___ DATA LISTING

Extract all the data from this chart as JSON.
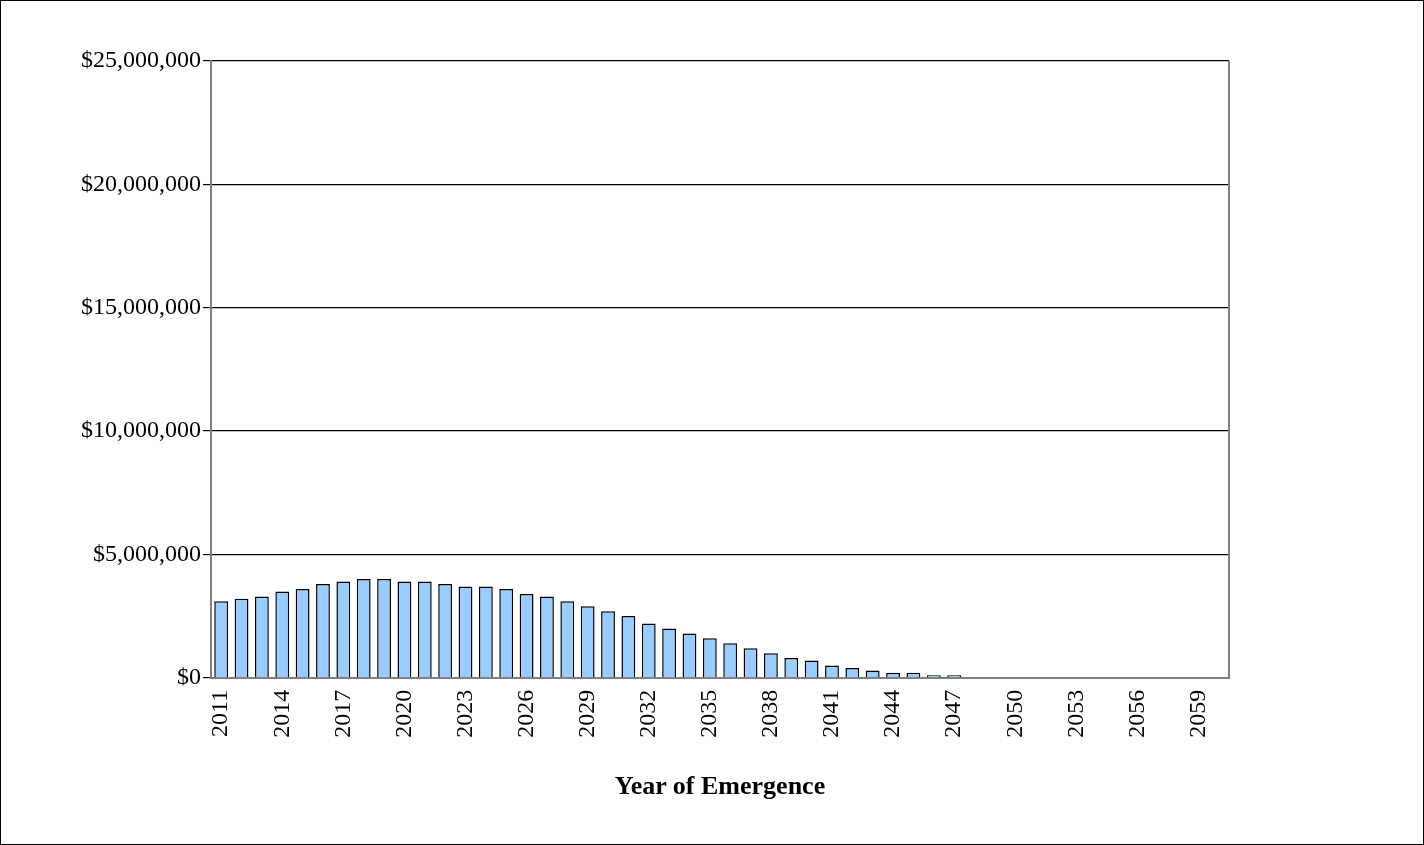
{
  "chart_data": {
    "type": "bar",
    "xlabel": "Year of Emergence",
    "categories": [
      "2011",
      null,
      null,
      "2014",
      null,
      null,
      "2017",
      null,
      null,
      "2020",
      null,
      null,
      "2023",
      null,
      null,
      "2026",
      null,
      null,
      "2029",
      null,
      null,
      "2032",
      null,
      null,
      "2035",
      null,
      null,
      "2038",
      null,
      null,
      "2041",
      null,
      null,
      "2044",
      null,
      null,
      "2047",
      null,
      null,
      "2050",
      null,
      null,
      "2053",
      null,
      null,
      "2056",
      null,
      null,
      "2059",
      null
    ],
    "values": [
      3100000,
      3200000,
      3300000,
      3500000,
      3600000,
      3800000,
      3900000,
      4000000,
      4000000,
      3900000,
      3900000,
      3800000,
      3700000,
      3700000,
      3600000,
      3400000,
      3300000,
      3100000,
      2900000,
      2700000,
      2500000,
      2200000,
      2000000,
      1800000,
      1600000,
      1400000,
      1200000,
      1000000,
      800000,
      700000,
      500000,
      400000,
      300000,
      200000,
      200000,
      100000,
      100000,
      0,
      0,
      0,
      0,
      0,
      0,
      0,
      0,
      0,
      0,
      0,
      0,
      0
    ],
    "color": "#99ccff",
    "ylim": [
      0,
      25000000
    ],
    "yticks": [
      {
        "value": 0,
        "label": "$0"
      },
      {
        "value": 5000000,
        "label": "$5,000,000"
      },
      {
        "value": 10000000,
        "label": "$10,000,000"
      },
      {
        "value": 15000000,
        "label": "$15,000,000"
      },
      {
        "value": 20000000,
        "label": "$20,000,000"
      },
      {
        "value": 25000000,
        "label": "$25,000,000"
      }
    ],
    "grid": "y",
    "legend": false
  }
}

______

### [WHAT IS NEEDED]
Keep the pictures out and write out the records exactly.

### [WORKED SOLUTION]
Extract all the data from this chart as JSON.
{
  "chart_data": {
    "type": "bar",
    "xlabel": "Year of Emergence",
    "categories": [
      "2011",
      null,
      null,
      "2014",
      null,
      null,
      "2017",
      null,
      null,
      "2020",
      null,
      null,
      "2023",
      null,
      null,
      "2026",
      null,
      null,
      "2029",
      null,
      null,
      "2032",
      null,
      null,
      "2035",
      null,
      null,
      "2038",
      null,
      null,
      "2041",
      null,
      null,
      "2044",
      null,
      null,
      "2047",
      null,
      null,
      "2050",
      null,
      null,
      "2053",
      null,
      null,
      "2056",
      null,
      null,
      "2059",
      null
    ],
    "values": [
      3100000,
      3200000,
      3300000,
      3500000,
      3600000,
      3800000,
      3900000,
      4000000,
      4000000,
      3900000,
      3900000,
      3800000,
      3700000,
      3700000,
      3600000,
      3400000,
      3300000,
      3100000,
      2900000,
      2700000,
      2500000,
      2200000,
      2000000,
      1800000,
      1600000,
      1400000,
      1200000,
      1000000,
      800000,
      700000,
      500000,
      400000,
      300000,
      200000,
      200000,
      100000,
      100000,
      0,
      0,
      0,
      0,
      0,
      0,
      0,
      0,
      0,
      0,
      0,
      0,
      0
    ],
    "color": "#99ccff",
    "ylim": [
      0,
      25000000
    ],
    "yticks": [
      {
        "value": 0,
        "label": "$0"
      },
      {
        "value": 5000000,
        "label": "$5,000,000"
      },
      {
        "value": 10000000,
        "label": "$10,000,000"
      },
      {
        "value": 15000000,
        "label": "$15,000,000"
      },
      {
        "value": 20000000,
        "label": "$20,000,000"
      },
      {
        "value": 25000000,
        "label": "$25,000,000"
      }
    ],
    "grid": "y",
    "legend": false
  }
}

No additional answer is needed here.